(Stored records)
....
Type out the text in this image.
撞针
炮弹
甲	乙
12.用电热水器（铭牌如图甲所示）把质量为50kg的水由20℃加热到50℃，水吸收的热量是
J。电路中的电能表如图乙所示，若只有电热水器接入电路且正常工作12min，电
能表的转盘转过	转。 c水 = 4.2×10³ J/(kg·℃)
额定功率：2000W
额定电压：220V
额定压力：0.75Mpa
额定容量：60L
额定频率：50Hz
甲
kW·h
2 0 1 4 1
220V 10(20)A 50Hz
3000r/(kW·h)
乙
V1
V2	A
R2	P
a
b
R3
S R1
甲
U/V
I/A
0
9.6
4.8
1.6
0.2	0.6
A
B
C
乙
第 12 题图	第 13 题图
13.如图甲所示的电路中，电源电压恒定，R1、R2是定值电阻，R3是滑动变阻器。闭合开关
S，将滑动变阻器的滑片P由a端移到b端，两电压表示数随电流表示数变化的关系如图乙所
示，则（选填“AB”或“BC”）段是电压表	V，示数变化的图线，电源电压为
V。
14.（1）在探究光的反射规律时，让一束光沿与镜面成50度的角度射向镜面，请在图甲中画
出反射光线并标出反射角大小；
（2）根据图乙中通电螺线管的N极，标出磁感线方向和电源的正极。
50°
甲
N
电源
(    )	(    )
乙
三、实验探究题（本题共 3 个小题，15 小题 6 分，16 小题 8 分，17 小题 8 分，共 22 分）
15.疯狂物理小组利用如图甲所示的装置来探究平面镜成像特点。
....
Copy every line exactly. Leave nothing out.

◆ TASK ANSWER
Type out the text in this image.
撞针
炮弹
甲	乙
12.用电热水器（铭牌如图甲所示）把质量为50kg的水由20℃加热到50℃，水吸收的热量是
J。电路中的电能表如图乙所示，若只有电热水器接入电路且正常工作12min，电
能表的转盘转过	转。 c水 = 4.2×10³ J/(kg·℃)
额定功率：2000W
额定电压：220V
额定压力：0.75Mpa
额定容量：60L
额定频率：50Hz
甲
kW·h
2 0 1 4 1
220V 10(20)A 50Hz
3000r/(kW·h)
乙
V1
V2	A
R2	P
a
b
R3
S R1
甲
U/V
I/A
0
9.6
4.8
1.6
0.2	0.6
A
B
C
乙
第 12 题图	第 13 题图
13.如图甲所示的电路中，电源电压恒定，R1、R2是定值电阻，R3是滑动变阻器。闭合开关
S，将滑动变阻器的滑片P由a端移到b端，两电压表示数随电流表示数变化的关系如图乙所
示，则（选填“AB”或“BC”）段是电压表	V，示数变化的图线，电源电压为
V。
14.（1）在探究光的反射规律时，让一束光沿与镜面成50度的角度射向镜面，请在图甲中画
出反射光线并标出反射角大小；
（2）根据图乙中通电螺线管的N极，标出磁感线方向和电源的正极。
50°
甲
N
电源
(    )	(    )
乙
三、实验探究题（本题共 3 个小题，15 小题 6 分，16 小题 8 分，17 小题 8 分，共 22 分）
15.疯狂物理小组利用如图甲所示的装置来探究平面镜成像特点。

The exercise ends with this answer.